Show each line of the data below that has the string "Включить" in it.

------------------------------

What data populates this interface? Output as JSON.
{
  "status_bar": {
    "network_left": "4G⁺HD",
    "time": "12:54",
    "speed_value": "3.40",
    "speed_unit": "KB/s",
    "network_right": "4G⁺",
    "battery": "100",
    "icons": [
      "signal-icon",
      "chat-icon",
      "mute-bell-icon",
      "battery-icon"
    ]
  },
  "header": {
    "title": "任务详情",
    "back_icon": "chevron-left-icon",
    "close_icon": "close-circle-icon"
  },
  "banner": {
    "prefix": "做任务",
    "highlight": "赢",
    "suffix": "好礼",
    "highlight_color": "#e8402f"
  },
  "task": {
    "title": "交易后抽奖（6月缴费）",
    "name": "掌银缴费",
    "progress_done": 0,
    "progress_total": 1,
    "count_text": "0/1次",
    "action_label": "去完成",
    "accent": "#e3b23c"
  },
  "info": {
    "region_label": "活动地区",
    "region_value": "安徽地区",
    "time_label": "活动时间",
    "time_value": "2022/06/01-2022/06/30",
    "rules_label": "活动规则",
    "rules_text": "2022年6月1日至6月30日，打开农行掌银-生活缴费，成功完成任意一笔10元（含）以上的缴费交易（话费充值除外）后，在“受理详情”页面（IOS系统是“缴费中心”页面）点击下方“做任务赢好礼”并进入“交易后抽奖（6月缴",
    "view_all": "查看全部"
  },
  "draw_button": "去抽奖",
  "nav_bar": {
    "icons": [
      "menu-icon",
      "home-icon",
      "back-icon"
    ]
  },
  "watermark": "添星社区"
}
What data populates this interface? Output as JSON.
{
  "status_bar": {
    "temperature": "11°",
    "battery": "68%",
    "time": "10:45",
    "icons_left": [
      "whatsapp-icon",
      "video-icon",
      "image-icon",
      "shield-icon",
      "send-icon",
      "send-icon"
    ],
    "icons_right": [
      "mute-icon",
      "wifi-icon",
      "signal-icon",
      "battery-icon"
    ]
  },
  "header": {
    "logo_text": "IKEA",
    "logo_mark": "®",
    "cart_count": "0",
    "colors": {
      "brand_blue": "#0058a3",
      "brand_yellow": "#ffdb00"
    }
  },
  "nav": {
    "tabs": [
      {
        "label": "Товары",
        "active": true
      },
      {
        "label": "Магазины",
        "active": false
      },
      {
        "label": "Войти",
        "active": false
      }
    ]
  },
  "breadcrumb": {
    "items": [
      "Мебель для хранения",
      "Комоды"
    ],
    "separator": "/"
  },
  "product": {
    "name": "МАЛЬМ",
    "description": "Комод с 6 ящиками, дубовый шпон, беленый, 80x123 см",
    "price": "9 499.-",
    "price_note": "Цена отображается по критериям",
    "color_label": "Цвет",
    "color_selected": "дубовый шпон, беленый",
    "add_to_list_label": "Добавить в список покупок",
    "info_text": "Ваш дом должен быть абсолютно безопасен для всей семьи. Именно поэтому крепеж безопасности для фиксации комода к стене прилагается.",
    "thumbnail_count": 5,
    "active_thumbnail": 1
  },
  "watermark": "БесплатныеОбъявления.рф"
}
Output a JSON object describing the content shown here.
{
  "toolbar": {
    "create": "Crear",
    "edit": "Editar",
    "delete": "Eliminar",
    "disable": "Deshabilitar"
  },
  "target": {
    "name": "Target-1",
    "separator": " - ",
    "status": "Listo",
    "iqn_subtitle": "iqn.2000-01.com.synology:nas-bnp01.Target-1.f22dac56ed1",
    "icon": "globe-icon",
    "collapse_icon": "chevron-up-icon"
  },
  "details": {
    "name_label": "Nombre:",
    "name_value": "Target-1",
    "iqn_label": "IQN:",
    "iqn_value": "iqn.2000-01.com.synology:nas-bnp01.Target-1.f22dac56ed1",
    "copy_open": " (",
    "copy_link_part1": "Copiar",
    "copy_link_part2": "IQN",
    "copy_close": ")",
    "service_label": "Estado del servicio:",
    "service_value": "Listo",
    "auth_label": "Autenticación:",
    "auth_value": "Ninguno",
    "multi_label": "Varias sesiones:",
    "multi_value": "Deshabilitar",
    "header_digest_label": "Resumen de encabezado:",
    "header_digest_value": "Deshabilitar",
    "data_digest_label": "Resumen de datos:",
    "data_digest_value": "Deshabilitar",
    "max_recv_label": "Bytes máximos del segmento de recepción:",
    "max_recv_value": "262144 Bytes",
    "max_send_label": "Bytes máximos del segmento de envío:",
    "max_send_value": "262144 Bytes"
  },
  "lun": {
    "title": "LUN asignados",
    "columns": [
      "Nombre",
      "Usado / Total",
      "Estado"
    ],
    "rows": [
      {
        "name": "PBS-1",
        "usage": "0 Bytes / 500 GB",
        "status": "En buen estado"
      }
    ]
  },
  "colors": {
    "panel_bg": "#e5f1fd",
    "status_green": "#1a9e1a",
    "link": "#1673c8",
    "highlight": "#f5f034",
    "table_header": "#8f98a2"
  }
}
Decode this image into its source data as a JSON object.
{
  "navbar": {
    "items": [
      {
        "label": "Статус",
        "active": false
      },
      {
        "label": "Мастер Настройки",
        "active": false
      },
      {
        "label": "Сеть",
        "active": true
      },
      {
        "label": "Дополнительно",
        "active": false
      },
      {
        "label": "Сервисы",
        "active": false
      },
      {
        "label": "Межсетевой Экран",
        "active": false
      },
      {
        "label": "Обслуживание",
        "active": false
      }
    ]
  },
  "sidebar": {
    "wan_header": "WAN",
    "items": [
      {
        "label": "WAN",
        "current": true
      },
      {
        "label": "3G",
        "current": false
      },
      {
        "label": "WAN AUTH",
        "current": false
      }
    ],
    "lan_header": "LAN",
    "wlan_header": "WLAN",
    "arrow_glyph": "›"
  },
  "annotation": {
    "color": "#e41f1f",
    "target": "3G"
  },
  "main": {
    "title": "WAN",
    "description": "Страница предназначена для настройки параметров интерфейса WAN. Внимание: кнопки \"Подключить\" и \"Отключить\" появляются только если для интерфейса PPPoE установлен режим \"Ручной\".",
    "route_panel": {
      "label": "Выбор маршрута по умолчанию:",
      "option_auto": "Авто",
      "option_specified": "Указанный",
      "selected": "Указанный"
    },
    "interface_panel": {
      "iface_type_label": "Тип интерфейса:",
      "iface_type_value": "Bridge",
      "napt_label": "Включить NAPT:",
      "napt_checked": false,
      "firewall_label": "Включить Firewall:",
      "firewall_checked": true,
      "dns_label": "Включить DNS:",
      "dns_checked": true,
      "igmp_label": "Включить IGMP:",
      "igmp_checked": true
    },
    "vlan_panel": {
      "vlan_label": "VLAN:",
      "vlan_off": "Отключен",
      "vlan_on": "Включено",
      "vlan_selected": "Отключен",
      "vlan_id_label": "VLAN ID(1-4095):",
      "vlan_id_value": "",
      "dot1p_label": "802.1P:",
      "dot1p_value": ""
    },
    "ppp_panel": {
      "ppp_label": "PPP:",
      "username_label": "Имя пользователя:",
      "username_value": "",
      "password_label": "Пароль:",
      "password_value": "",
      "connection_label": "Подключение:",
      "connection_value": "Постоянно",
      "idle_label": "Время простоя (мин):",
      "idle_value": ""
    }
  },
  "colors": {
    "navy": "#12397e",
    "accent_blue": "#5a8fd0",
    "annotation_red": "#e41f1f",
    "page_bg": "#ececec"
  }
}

------------------------------

Result:
      "napt_label": "Включить NAPT:",
      "firewall_label": "Включить Firewall:",
      "dns_label": "Включить DNS:",
      "igmp_label": "Включить IGMP:",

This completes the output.